Given task: Go through the listing beneath this task and return every line that carries the string "JSON".

+++++

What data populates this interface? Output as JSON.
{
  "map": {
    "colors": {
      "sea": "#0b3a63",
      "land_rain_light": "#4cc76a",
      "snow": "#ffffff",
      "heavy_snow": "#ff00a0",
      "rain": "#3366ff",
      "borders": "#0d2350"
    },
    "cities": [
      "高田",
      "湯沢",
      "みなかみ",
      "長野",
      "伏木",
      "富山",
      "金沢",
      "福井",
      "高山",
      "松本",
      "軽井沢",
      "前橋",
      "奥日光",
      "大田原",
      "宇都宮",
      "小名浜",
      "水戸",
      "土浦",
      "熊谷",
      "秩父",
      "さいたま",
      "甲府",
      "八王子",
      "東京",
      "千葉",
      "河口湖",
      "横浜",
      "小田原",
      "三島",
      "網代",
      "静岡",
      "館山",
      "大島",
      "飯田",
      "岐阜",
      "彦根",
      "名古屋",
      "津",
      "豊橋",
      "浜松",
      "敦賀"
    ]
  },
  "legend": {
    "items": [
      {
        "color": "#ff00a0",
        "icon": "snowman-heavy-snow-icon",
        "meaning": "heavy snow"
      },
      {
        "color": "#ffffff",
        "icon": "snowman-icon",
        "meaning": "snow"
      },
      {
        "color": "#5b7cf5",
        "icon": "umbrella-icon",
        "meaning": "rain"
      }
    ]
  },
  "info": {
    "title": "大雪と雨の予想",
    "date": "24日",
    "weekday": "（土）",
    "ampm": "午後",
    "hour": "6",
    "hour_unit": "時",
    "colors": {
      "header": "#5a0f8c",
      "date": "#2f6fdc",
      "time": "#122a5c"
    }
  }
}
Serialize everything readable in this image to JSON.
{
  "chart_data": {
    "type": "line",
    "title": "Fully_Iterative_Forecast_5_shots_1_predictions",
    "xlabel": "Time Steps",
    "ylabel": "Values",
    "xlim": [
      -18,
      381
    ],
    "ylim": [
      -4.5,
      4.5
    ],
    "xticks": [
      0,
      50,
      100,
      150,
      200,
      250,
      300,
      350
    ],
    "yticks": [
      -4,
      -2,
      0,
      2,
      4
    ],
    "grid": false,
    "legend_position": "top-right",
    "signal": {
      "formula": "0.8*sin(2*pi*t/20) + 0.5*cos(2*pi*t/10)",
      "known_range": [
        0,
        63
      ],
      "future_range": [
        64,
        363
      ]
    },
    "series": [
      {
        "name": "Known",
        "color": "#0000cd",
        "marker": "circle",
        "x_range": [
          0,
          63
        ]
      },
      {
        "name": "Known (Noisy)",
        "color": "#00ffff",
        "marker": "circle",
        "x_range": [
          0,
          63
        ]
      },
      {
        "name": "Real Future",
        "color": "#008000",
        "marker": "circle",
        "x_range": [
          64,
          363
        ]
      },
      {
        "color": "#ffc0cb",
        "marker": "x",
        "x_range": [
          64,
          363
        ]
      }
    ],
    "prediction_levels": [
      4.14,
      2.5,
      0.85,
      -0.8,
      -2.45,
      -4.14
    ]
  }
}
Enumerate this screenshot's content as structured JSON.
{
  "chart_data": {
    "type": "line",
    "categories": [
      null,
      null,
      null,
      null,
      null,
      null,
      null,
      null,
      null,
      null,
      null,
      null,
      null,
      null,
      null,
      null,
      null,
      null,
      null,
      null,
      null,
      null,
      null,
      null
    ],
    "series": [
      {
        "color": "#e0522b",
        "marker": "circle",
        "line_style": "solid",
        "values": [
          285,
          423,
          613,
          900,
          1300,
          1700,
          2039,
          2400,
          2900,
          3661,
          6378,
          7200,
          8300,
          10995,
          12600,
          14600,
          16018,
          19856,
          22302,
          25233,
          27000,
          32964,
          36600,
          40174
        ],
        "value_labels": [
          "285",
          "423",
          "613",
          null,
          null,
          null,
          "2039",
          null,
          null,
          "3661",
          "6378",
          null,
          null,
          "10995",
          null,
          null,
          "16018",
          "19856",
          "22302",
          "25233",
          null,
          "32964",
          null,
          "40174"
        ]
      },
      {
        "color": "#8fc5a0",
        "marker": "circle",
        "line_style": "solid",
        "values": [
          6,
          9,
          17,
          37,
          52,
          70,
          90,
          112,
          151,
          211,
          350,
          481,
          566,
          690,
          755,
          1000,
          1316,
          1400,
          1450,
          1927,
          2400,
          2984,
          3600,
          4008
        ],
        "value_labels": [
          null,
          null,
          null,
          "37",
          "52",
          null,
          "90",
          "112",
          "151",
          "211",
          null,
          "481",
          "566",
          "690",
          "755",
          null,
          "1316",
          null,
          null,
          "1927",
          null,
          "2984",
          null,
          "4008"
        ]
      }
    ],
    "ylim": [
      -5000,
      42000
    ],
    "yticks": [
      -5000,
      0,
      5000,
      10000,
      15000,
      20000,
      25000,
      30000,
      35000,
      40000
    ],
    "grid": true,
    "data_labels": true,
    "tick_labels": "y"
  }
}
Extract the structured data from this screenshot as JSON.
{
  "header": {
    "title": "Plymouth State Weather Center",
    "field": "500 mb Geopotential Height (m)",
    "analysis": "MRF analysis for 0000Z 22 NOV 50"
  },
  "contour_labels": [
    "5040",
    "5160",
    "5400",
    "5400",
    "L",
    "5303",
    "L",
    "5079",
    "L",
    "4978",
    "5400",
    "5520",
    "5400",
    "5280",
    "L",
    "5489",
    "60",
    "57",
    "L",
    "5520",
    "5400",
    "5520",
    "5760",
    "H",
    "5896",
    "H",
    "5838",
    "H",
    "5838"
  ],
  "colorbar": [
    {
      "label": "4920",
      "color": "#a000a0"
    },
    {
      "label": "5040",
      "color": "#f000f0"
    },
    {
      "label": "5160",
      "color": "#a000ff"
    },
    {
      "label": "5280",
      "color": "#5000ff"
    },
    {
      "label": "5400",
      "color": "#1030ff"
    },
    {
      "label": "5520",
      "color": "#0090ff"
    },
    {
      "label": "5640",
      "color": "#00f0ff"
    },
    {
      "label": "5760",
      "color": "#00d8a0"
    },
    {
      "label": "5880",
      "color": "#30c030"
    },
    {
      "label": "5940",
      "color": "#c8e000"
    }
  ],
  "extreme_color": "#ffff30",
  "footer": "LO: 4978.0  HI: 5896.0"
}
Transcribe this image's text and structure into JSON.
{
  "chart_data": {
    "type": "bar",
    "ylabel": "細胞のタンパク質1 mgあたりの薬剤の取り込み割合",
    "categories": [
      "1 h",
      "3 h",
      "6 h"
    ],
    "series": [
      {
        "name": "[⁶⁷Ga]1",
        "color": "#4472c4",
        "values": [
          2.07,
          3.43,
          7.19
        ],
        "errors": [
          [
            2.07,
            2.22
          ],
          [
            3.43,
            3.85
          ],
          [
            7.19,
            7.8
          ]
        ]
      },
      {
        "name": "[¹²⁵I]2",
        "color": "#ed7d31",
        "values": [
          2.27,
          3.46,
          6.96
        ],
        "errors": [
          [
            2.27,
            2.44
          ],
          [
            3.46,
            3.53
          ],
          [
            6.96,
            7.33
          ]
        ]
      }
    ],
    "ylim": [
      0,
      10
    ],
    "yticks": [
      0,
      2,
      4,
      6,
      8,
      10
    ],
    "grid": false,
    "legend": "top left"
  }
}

+++++

Result of this exercise:
What data populates this interface? Output as JSON.
Serialize everything readable in this image to JSON.
Enumerate this screenshot's content as structured JSON.
Extract the structured data from this screenshot as JSON.
Transcribe this image's text and structure into JSON.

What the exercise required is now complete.